### [Data for this exercise]

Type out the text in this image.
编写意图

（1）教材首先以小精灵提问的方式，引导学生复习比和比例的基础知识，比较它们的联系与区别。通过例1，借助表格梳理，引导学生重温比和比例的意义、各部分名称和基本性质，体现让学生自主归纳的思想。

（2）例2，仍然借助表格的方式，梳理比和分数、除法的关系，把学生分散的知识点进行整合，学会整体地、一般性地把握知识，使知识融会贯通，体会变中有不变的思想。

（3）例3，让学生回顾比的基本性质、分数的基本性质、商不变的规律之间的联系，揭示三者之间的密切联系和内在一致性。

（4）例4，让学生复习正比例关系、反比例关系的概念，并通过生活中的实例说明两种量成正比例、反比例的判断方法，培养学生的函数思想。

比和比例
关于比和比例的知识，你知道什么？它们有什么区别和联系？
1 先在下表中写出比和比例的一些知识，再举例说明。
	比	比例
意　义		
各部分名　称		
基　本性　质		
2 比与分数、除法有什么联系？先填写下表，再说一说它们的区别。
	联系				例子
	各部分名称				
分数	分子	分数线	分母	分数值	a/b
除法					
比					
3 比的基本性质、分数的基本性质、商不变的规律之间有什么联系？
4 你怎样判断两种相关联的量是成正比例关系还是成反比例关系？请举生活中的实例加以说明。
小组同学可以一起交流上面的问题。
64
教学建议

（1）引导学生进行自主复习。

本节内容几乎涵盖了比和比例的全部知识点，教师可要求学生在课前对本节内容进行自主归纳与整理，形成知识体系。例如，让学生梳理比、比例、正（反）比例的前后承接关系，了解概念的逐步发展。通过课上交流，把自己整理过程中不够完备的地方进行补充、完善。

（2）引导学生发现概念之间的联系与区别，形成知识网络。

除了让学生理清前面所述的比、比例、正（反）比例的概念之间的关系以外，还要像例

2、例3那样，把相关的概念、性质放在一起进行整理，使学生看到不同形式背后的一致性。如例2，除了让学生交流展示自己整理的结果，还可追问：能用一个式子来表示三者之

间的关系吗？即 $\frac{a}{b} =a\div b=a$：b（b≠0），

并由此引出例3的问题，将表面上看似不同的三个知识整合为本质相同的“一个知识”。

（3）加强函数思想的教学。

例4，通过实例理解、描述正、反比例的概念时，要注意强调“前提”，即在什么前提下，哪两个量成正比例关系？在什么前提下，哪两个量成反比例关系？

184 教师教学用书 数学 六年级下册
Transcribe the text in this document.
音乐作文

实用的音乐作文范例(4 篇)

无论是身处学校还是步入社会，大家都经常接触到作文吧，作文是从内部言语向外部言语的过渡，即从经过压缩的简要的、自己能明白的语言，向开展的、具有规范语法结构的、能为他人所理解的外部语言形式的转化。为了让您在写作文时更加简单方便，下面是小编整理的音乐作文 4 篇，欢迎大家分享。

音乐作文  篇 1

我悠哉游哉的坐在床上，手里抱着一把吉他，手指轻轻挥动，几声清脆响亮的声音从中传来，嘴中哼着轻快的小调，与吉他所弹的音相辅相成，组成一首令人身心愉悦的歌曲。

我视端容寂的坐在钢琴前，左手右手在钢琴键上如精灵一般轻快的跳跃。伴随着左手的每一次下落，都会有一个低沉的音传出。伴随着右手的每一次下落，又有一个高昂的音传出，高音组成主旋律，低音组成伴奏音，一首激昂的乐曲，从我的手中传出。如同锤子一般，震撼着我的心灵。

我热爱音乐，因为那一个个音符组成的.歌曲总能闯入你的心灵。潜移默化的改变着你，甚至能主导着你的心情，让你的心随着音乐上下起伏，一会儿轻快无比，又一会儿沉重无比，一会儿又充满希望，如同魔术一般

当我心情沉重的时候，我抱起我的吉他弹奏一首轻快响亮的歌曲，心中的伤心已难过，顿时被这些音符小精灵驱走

### [Problem]
Repeat all of the entries exactly.

### [Answer to this task]
Type out the text in this image.
编写意图

（1）教材首先以小精灵提问的方式，引导学生复习比和比例的基础知识，比较它们的联系与区别。通过例1，借助表格梳理，引导学生重温比和比例的意义、各部分名称和基本性质，体现让学生自主归纳的思想。

（2）例2，仍然借助表格的方式，梳理比和分数、除法的关系，把学生分散的知识点进行整合，学会整体地、一般性地把握知识，使知识融会贯通，体会变中有不变的思想。

（3）例3，让学生回顾比的基本性质、分数的基本性质、商不变的规律之间的联系，揭示三者之间的密切联系和内在一致性。

（4）例4，让学生复习正比例关系、反比例关系的概念，并通过生活中的实例说明两种量成正比例、反比例的判断方法，培养学生的函数思想。

比和比例
关于比和比例的知识，你知道什么？它们有什么区别和联系？
1 先在下表中写出比和比例的一些知识，再举例说明。
	比	比例
意　义		
各部分名　称		
基　本性　质		
2 比与分数、除法有什么联系？先填写下表，再说一说它们的区别。
	联系				例子
	各部分名称				
分数	分子	分数线	分母	分数值	a/b
除法					
比					
3 比的基本性质、分数的基本性质、商不变的规律之间有什么联系？
4 你怎样判断两种相关联的量是成正比例关系还是成反比例关系？请举生活中的实例加以说明。
小组同学可以一起交流上面的问题。
64
教学建议

（1）引导学生进行自主复习。

本节内容几乎涵盖了比和比例的全部知识点，教师可要求学生在课前对本节内容进行自主归纳与整理，形成知识体系。例如，让学生梳理比、比例、正（反）比例的前后承接关系，了解概念的逐步发展。通过课上交流，把自己整理过程中不够完备的地方进行补充、完善。

（2）引导学生发现概念之间的联系与区别，形成知识网络。

除了让学生理清前面所述的比、比例、正（反）比例的概念之间的关系以外，还要像例

2、例3那样，把相关的概念、性质放在一起进行整理，使学生看到不同形式背后的一致性。如例2，除了让学生交流展示自己整理的结果，还可追问：能用一个式子来表示三者之

间的关系吗？即 $\frac{a}{b} =a\div b=a$：b（b≠0），

并由此引出例3的问题，将表面上看似不同的三个知识整合为本质相同的“一个知识”。

（3）加强函数思想的教学。

例4，通过实例理解、描述正、反比例的概念时，要注意强调“前提”，即在什么前提下，哪两个量成正比例关系？在什么前提下，哪两个量成反比例关系？

184 教师教学用书 数学 六年级下册
Transcribe the text in this document.
音乐作文

实用的音乐作文范例(4 篇)

无论是身处学校还是步入社会，大家都经常接触到作文吧，作文是从内部言语向外部言语的过渡，即从经过压缩的简要的、自己能明白的语言，向开展的、具有规范语法结构的、能为他人所理解的外部语言形式的转化。为了让您在写作文时更加简单方便，下面是小编整理的音乐作文 4 篇，欢迎大家分享。

音乐作文  篇 1

我悠哉游哉的坐在床上，手里抱着一把吉他，手指轻轻挥动，几声清脆响亮的声音从中传来，嘴中哼着轻快的小调，与吉他所弹的音相辅相成，组成一首令人身心愉悦的歌曲。

我视端容寂的坐在钢琴前，左手右手在钢琴键上如精灵一般轻快的跳跃。伴随着左手的每一次下落，都会有一个低沉的音传出。伴随着右手的每一次下落，又有一个高昂的音传出，高音组成主旋律，低音组成伴奏音，一首激昂的乐曲，从我的手中传出。如同锤子一般，震撼着我的心灵。

我热爱音乐，因为那一个个音符组成的.歌曲总能闯入你的心灵。潜移默化的改变着你，甚至能主导着你的心情，让你的心随着音乐上下起伏，一会儿轻快无比，又一会儿沉重无比，一会儿又充满希望，如同魔术一般

当我心情沉重的时候，我抱起我的吉他弹奏一首轻快响亮的歌曲，心中的伤心已难过，顿时被这些音符小精灵驱走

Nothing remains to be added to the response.